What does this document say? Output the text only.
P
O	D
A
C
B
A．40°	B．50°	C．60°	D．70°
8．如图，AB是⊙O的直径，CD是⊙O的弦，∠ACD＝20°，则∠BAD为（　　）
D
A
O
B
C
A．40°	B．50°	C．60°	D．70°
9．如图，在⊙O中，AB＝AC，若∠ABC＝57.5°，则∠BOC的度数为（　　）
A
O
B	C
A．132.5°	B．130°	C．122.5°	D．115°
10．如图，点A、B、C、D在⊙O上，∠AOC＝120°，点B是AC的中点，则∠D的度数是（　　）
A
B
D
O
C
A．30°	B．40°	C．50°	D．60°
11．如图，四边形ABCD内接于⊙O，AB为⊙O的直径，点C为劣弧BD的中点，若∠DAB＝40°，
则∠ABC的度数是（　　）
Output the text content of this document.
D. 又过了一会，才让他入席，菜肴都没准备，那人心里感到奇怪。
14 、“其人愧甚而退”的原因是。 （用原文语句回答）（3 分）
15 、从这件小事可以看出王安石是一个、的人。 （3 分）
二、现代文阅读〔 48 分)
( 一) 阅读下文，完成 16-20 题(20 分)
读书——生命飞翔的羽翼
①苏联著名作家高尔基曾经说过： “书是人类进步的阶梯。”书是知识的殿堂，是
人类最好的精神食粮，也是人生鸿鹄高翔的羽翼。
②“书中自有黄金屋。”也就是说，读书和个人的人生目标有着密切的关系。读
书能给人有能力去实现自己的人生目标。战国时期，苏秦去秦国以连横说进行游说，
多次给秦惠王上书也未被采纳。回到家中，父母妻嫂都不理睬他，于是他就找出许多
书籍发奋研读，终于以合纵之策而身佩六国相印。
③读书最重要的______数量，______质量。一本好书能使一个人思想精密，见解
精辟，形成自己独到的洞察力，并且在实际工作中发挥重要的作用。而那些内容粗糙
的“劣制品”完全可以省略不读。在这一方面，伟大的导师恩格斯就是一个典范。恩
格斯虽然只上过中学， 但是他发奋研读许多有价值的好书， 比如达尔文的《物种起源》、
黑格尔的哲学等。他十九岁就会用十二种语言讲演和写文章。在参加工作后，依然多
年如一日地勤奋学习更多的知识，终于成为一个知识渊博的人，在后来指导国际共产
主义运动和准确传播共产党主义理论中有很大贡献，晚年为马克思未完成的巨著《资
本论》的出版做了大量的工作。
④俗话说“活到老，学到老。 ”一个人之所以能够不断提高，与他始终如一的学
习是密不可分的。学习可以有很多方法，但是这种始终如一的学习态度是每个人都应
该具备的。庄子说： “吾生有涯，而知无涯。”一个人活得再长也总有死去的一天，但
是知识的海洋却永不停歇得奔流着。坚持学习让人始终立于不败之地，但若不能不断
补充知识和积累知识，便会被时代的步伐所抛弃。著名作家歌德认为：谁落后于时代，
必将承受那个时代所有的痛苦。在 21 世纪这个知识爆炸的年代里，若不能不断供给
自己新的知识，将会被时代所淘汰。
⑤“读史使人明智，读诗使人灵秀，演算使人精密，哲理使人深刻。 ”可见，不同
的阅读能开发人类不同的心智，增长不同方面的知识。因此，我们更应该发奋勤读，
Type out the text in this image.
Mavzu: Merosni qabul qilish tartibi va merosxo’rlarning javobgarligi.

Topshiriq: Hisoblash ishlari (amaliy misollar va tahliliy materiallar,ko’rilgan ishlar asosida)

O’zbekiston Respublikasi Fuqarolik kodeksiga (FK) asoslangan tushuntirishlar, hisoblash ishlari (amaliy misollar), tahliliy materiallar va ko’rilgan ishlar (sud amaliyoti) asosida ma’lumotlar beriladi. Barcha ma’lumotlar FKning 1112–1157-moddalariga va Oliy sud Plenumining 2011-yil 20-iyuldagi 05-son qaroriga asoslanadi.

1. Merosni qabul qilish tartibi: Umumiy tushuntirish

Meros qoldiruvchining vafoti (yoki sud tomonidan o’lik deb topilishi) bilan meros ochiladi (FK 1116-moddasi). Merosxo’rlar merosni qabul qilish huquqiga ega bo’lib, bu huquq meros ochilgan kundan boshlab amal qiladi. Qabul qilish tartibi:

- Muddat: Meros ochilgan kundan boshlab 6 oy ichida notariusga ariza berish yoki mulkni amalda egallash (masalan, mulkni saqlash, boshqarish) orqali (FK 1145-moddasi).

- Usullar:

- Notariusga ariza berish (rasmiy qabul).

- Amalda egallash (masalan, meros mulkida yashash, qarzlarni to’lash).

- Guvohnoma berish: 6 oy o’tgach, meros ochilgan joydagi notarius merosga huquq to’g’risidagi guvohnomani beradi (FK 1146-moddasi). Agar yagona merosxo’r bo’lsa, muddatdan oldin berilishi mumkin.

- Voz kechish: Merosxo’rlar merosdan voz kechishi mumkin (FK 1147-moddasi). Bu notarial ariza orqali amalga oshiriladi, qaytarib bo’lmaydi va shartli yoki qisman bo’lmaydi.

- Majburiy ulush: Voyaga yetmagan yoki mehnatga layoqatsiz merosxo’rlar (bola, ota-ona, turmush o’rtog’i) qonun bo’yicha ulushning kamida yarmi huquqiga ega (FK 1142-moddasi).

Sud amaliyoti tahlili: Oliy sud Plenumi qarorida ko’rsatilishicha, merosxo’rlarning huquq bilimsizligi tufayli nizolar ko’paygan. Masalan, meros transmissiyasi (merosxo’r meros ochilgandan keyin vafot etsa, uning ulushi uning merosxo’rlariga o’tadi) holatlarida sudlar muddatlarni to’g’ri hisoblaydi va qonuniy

§ WRITTEN PROBLEM: Pick out and copy the lines of the entries that hold the string "kundan".

§ PROBLEM SOLUTION:
Meros qoldiruvchining vafoti (yoki sud tomonidan o’lik deb topilishi) bilan meros ochiladi (FK 1116-moddasi). Merosxo’rlar merosni qabul qilish huquqiga ega bo’lib, bu huquq meros ochilgan kundan boshlab amal qiladi. Qabul qilish tartibi:
- Muddat: Meros ochilgan kundan boshlab 6 oy ichida notariusga ariza berish yoki mulkni amalda egallash (masalan, mulkni saqlash, boshqarish) orqali (FK 1145-moddasi).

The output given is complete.